*Text shown*.
---------------

Exercise of Conversion Privilege. (a) Conversion of this Note may be exercised on any Business Day by the Holder by telecopying an executed and completed Conversion Notice to the Company (the “Conversion Date”). The Company shall convert this Note and issue the Common Stock Issued at Conversion in the manner provided below and all voting and other rights associated with the beneficial ownership of the Common Stock Issued at Conversion shall vest with the Holder, effective as of the Conversion Date at the time specified in the Conversion Notice. The Conversion Notice also shall state the name or names (with addresses) of the persons who are to become the holders of the Common Stock Issued at Conversion in connection with such conversion. As promptly as practicable after the receipt of the Conversion Notice as aforesaid, after either party’s delivery of such Conversion Notice, the Company shall (i) issue the Common Stock issued at Conversion in accordance with the provisions of this Article 3 and (ii) cause to be mailed for delivery by overnight courier a certificate or certificate(s) representing the number of Common Shares to which the Holder is entitled by virtue of such conversion, and cash, as provided herein representing the amount of accrued and unpaid interest on this Note as of the Conversion Date. Such conversion shall be deemed to have been effected at the time at which the Conversion Notice indicates, and at such time the rights of the Holder of this Note, as such (except if and to the extent that any Principal Amount plus accrued interest remains unconverted), shall cease and the Person and Persons in whose name or names the Common Stock Issued at Conversion shall be issuable shall be deemed to have become the holder or holders of record of the Common Shares represented thereby, and all voting and other rights associated with the beneficial ownership of such Common Shares shall at such time vest with such Person or Persons. The Conversion Notice shall constitute a contract between the Holder and the Company, whereby the Holder shall be deemed to subscribe for the number of Common Shares which it will be entitled to receive upon such conversion and, in payment and satisfaction of such subscription to surrender this Note and to release the Company from all liability thereon (except if and to the extent that any Principal Amount thereof remains unconverted).

---------------

*Dataset excerpts*.

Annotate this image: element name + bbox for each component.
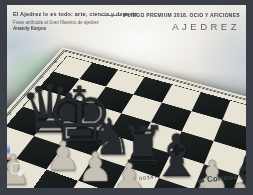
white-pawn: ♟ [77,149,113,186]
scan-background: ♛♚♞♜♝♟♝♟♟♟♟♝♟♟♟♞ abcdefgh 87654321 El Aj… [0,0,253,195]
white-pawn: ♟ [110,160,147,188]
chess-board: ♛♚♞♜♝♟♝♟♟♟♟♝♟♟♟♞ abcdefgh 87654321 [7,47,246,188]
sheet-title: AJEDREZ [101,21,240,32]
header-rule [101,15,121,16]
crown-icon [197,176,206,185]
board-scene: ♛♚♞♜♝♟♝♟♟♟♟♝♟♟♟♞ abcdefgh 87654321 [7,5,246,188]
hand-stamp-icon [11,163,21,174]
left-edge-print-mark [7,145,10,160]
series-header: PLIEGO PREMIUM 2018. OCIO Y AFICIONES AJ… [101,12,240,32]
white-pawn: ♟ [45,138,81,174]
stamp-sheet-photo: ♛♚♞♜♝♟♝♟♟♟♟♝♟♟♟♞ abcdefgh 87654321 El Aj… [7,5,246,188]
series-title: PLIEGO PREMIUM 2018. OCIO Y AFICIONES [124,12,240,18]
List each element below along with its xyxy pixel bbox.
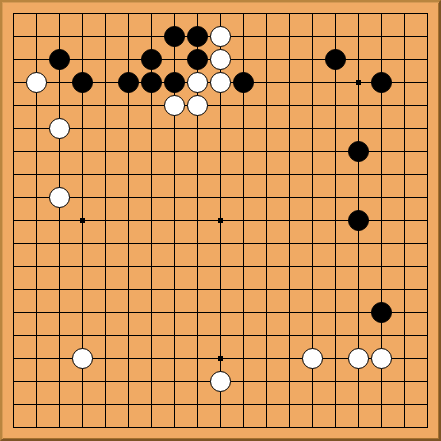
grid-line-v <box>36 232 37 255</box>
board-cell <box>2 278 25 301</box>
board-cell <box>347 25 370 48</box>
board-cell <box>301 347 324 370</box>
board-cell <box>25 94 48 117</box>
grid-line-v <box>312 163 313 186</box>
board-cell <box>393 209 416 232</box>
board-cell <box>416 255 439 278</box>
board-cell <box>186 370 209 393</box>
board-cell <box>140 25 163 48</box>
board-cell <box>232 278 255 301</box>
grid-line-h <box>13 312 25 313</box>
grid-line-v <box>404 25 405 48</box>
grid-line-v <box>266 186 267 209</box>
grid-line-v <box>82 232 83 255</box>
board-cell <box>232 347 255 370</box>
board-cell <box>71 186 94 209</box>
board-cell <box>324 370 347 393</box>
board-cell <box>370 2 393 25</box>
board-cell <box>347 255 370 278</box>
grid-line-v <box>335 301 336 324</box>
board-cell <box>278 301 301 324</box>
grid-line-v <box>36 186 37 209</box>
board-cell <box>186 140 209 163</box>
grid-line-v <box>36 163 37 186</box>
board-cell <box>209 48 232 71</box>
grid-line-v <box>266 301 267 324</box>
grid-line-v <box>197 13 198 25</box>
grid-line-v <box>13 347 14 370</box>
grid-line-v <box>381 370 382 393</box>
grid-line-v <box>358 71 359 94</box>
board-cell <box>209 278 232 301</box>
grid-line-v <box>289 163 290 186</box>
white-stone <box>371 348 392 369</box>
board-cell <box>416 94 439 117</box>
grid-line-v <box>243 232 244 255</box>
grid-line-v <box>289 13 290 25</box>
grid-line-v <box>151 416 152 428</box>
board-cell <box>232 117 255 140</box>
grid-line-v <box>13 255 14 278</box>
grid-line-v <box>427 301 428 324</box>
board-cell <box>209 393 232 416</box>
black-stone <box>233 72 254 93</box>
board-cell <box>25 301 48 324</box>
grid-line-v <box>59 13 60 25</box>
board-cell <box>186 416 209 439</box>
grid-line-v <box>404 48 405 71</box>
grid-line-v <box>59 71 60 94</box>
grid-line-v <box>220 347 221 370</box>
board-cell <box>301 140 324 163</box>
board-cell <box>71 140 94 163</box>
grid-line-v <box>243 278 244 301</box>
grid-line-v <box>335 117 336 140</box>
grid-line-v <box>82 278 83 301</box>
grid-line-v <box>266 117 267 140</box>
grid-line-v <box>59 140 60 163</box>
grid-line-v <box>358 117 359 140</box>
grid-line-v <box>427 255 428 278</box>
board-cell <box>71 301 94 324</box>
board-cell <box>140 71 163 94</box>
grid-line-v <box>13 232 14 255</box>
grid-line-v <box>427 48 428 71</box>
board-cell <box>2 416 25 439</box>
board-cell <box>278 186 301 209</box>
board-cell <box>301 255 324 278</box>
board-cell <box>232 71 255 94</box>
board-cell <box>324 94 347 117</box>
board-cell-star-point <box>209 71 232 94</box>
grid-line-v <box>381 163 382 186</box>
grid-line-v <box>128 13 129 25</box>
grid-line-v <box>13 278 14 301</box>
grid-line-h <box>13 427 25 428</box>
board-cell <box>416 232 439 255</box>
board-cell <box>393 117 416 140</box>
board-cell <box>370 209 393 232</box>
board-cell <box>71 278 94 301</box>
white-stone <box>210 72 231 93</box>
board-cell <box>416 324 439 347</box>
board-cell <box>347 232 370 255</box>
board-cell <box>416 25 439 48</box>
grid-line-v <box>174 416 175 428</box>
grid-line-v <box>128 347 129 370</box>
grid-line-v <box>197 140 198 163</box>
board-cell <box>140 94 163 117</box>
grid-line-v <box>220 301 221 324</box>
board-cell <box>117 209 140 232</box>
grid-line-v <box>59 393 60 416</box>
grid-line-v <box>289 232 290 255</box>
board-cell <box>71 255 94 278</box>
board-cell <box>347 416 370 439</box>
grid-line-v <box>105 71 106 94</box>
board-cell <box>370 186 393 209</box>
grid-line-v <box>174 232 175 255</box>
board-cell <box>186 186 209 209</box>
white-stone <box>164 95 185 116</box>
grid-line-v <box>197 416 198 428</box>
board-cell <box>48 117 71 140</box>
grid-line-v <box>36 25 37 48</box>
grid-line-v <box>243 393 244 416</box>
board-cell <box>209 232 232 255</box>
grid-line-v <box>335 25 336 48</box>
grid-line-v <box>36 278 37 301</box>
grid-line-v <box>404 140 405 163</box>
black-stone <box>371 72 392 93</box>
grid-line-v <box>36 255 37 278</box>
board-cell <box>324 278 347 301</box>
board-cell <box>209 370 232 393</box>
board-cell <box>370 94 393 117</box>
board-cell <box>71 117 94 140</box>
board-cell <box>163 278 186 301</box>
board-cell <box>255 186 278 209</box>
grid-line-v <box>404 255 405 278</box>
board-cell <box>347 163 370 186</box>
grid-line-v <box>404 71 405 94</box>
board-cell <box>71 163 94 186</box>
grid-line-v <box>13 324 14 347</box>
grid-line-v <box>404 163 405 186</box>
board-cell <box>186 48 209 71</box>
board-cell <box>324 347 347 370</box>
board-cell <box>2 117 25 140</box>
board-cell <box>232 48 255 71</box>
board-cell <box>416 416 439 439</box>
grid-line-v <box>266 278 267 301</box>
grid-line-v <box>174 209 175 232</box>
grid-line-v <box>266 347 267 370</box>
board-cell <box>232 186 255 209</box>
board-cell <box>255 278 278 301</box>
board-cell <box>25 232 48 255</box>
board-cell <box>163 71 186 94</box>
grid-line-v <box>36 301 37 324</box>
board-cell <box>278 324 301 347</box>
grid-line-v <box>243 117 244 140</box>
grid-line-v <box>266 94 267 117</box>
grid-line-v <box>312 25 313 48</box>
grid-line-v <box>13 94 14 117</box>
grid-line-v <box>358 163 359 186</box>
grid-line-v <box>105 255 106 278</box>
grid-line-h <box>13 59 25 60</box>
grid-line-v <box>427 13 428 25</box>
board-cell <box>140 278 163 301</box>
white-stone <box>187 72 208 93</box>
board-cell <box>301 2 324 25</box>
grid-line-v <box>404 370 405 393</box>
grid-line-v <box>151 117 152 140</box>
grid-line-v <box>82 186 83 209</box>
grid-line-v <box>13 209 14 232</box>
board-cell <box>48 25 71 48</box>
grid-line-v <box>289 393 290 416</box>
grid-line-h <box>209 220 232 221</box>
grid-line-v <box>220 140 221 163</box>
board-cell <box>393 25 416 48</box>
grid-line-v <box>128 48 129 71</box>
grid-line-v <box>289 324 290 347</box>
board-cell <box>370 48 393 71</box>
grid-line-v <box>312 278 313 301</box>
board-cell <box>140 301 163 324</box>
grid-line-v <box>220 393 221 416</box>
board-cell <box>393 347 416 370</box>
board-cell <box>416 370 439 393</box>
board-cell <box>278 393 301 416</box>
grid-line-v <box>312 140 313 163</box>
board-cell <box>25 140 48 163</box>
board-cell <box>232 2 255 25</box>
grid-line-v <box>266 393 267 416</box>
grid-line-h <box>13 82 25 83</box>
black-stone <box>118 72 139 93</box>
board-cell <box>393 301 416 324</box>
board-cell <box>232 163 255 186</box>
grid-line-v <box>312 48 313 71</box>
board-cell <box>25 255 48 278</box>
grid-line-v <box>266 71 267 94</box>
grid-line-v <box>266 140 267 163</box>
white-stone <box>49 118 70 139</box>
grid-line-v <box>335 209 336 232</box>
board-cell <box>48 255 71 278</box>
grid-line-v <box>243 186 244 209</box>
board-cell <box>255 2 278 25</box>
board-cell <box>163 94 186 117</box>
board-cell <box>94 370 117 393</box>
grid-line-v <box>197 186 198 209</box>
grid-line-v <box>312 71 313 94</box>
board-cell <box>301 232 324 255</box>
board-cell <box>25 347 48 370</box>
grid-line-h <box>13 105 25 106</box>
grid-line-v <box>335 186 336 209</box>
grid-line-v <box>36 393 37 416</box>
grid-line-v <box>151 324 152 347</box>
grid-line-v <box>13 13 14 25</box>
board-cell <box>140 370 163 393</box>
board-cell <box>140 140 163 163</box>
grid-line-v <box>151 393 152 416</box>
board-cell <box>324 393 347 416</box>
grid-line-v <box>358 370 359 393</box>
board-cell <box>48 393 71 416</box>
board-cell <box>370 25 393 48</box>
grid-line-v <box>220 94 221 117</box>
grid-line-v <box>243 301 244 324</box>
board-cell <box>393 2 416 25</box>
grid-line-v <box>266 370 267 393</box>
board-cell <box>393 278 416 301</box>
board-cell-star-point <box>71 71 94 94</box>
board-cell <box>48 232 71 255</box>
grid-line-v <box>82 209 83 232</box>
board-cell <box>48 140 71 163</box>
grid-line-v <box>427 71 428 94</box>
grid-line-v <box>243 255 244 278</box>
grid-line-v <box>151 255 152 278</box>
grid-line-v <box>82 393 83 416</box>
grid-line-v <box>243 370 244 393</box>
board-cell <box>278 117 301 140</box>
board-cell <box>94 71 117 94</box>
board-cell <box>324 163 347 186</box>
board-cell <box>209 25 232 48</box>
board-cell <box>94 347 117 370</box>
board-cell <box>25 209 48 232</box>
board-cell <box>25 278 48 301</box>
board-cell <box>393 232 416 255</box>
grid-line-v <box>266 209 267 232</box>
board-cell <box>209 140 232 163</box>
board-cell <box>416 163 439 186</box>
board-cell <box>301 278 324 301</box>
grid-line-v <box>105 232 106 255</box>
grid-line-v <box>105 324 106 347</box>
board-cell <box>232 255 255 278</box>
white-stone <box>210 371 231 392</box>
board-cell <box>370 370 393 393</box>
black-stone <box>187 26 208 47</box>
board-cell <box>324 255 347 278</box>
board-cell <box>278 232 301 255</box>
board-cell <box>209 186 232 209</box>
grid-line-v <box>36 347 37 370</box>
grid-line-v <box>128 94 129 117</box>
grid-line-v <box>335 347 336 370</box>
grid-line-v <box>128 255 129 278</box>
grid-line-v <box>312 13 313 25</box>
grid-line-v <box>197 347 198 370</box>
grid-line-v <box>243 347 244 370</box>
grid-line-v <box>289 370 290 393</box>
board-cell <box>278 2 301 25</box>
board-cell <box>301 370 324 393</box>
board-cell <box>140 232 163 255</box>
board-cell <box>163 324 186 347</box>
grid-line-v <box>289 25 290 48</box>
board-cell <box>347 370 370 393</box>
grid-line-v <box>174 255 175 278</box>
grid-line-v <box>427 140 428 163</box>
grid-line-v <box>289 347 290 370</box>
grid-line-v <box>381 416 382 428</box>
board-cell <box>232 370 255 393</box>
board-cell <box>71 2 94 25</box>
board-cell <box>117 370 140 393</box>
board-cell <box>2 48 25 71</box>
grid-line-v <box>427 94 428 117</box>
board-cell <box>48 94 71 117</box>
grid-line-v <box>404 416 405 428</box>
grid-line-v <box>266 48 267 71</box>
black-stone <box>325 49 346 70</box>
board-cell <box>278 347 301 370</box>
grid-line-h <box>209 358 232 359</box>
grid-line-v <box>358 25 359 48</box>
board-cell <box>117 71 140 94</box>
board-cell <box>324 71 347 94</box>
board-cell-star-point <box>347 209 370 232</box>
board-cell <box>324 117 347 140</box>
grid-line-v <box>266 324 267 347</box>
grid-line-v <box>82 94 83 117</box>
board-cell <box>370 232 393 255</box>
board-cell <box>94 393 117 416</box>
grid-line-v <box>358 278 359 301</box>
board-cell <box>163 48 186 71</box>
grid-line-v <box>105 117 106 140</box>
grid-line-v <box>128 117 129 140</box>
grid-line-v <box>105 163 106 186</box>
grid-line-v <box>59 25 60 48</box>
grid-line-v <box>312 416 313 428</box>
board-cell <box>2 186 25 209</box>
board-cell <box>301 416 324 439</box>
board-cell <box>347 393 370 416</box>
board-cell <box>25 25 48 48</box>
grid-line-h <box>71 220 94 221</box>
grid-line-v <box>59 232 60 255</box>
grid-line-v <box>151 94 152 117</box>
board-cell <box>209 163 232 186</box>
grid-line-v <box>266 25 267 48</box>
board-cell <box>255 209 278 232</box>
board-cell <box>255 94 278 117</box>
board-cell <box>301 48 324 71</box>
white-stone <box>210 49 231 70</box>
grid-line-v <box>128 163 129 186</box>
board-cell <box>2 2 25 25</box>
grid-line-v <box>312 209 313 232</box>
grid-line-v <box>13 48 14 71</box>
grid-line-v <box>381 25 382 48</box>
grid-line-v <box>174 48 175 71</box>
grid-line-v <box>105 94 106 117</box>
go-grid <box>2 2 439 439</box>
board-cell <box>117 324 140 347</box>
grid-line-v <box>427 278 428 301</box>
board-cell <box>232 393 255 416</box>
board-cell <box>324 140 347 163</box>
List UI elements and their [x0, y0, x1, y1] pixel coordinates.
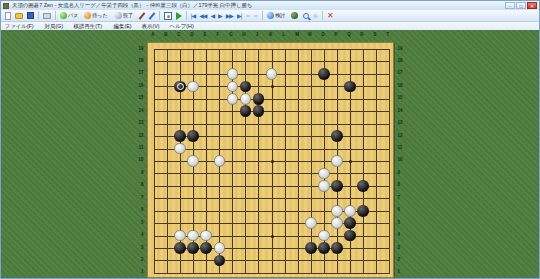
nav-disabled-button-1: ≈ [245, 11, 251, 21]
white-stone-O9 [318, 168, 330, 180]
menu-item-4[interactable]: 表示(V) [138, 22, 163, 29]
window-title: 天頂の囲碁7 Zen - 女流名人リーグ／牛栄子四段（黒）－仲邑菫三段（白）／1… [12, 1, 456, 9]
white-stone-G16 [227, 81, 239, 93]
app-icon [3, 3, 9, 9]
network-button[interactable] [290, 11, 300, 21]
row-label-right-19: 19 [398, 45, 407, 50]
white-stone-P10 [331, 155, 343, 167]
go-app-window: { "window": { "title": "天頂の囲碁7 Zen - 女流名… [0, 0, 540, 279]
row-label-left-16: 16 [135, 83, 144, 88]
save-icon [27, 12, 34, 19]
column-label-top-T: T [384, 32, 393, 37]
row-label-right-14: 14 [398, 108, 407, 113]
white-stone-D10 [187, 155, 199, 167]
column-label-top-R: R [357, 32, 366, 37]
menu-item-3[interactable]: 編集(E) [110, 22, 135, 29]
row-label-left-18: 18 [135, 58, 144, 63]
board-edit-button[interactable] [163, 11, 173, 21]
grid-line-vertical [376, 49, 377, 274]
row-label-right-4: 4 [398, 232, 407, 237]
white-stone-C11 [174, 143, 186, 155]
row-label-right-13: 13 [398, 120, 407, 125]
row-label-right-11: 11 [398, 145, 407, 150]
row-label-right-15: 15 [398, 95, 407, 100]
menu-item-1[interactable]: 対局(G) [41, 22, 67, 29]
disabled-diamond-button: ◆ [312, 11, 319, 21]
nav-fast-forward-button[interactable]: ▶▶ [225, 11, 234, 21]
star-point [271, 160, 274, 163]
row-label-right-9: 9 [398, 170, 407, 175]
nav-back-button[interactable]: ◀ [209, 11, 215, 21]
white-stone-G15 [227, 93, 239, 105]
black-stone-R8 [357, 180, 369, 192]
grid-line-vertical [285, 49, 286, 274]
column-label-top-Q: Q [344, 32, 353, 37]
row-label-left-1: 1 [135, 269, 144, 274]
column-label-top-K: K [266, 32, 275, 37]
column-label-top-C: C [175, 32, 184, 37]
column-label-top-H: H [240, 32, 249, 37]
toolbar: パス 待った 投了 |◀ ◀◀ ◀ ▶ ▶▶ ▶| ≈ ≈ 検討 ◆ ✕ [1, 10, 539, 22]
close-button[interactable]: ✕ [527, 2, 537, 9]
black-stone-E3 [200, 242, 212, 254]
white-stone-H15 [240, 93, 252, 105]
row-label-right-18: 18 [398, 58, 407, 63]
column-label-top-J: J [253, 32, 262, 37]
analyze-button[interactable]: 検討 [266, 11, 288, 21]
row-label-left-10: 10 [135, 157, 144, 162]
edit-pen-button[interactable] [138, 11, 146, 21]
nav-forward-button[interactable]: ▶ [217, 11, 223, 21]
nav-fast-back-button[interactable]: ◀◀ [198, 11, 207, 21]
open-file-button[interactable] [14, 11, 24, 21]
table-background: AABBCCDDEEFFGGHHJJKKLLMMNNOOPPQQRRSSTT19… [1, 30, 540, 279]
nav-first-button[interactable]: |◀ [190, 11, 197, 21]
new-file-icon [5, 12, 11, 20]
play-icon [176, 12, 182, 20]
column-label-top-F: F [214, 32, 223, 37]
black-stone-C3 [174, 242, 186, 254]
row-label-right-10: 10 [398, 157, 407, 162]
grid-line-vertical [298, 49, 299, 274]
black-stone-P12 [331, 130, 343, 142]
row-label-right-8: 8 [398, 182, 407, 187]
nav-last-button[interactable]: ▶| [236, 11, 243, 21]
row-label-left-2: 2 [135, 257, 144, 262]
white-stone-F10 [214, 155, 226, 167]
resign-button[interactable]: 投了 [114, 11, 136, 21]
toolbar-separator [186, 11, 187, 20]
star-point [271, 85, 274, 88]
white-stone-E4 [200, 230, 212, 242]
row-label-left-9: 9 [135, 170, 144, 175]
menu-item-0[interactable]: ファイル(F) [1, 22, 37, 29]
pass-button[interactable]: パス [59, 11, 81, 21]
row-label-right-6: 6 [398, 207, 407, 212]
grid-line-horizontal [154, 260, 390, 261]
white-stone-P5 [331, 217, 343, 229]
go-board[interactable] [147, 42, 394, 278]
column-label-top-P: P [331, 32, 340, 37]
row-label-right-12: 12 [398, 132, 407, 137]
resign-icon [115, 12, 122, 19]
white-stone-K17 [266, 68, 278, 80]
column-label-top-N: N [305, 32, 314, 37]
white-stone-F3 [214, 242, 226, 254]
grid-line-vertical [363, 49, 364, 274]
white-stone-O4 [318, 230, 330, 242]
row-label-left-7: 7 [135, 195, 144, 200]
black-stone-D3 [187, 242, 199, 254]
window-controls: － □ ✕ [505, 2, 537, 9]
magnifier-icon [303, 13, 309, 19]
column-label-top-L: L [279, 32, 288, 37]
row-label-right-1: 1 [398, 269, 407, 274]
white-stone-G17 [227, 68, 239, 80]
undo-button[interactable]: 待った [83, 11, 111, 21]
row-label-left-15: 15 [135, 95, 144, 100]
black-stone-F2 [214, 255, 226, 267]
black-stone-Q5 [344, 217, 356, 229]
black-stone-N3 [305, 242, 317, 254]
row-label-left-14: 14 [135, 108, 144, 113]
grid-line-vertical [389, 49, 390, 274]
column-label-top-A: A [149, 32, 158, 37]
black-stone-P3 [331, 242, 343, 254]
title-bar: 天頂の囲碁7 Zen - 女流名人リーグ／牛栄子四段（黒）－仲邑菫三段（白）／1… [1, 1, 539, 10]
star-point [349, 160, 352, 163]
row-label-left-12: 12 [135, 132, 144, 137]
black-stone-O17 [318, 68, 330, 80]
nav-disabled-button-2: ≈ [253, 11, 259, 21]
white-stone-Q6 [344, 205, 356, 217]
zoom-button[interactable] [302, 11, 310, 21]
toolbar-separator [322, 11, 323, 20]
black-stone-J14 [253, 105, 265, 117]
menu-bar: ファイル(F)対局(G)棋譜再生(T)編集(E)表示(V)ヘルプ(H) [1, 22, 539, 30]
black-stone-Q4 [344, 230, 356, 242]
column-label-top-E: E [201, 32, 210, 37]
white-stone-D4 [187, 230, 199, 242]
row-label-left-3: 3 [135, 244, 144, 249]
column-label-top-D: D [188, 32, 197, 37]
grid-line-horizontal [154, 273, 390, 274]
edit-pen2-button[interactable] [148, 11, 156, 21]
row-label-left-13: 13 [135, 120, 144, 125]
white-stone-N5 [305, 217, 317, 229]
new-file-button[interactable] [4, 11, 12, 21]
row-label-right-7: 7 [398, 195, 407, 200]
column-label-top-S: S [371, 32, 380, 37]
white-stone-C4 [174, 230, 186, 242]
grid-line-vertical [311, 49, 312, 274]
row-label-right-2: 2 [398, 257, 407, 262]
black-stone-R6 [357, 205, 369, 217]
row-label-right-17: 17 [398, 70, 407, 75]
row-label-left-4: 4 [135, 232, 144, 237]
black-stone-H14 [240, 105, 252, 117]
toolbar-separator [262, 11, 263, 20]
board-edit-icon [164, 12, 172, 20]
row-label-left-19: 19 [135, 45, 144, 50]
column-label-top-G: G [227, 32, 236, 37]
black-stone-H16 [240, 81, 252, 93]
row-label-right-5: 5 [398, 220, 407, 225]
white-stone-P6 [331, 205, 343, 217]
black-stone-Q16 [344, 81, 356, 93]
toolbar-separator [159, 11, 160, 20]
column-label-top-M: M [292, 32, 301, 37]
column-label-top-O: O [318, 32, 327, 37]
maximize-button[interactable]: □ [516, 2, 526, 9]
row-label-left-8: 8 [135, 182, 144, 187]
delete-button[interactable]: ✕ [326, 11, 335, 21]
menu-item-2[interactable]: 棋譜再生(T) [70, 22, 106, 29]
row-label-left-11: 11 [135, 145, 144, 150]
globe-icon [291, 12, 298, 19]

---------------

*What is expected*. Return the conversion privilege text word for word, in full. The lines were taken from a separate source.

*Right answer*.
Exercise of Conversion Privilege. (a) Conversion of this Note may be exercised on any Business Day by the Holder by telecopying an executed and completed Conversion Notice to the Company (the “Conversion Date”). The Company shall convert this Note and issue the Common Stock Issued at Conversion in the manner provided below and all voting and other rights associated with the beneficial ownership of the Common Stock Issued at Conversion shall vest with the Holder, effective as of the Conversion Date at the time specified in the Conversion Notice. The Conversion Notice also shall state the name or names (with addresses) of the persons who are to become the holders of the Common Stock Issued at Conversion in connection with such conversion. As promptly as practicable after the receipt of the Conversion Notice as aforesaid, after either party’s delivery of such Conversion Notice, the Company shall (i) issue the Common Stock issued at Conversion in accordance with the provisions of this Article 3 and (ii) cause to be mailed for delivery by overnight courier a certificate or certificate(s) representing the number of Common Shares to which the Holder is entitled by virtue of such conversion, and cash, as provided herein representing the amount of accrued and unpaid interest on this Note as of the Conversion Date. Such conversion shall be deemed to have been effected at the time at which the Conversion Notice indicates, and at such time the rights of the Holder of this Note, as such (except if and to the extent that any Principal Amount plus accrued interest remains unconverted), shall cease and the Person and Persons in whose name or names the Common Stock Issued at Conversion shall be issuable shall be deemed to have become the holder or holders of record of the Common Shares represented thereby, and all voting and other rights associated with the beneficial ownership of such Common Shares shall at such time vest with such Person or Persons. The Conversion Notice shall constitute a contract between the Holder and the Company, whereby the Holder shall be deemed to subscribe for the number of Common Shares which it will be entitled to receive upon such conversion and, in payment and satisfaction of such subscription to surrender this Note and to release the Company from all liability thereon (except if and to the extent that any Principal Amount thereof remains unconverted).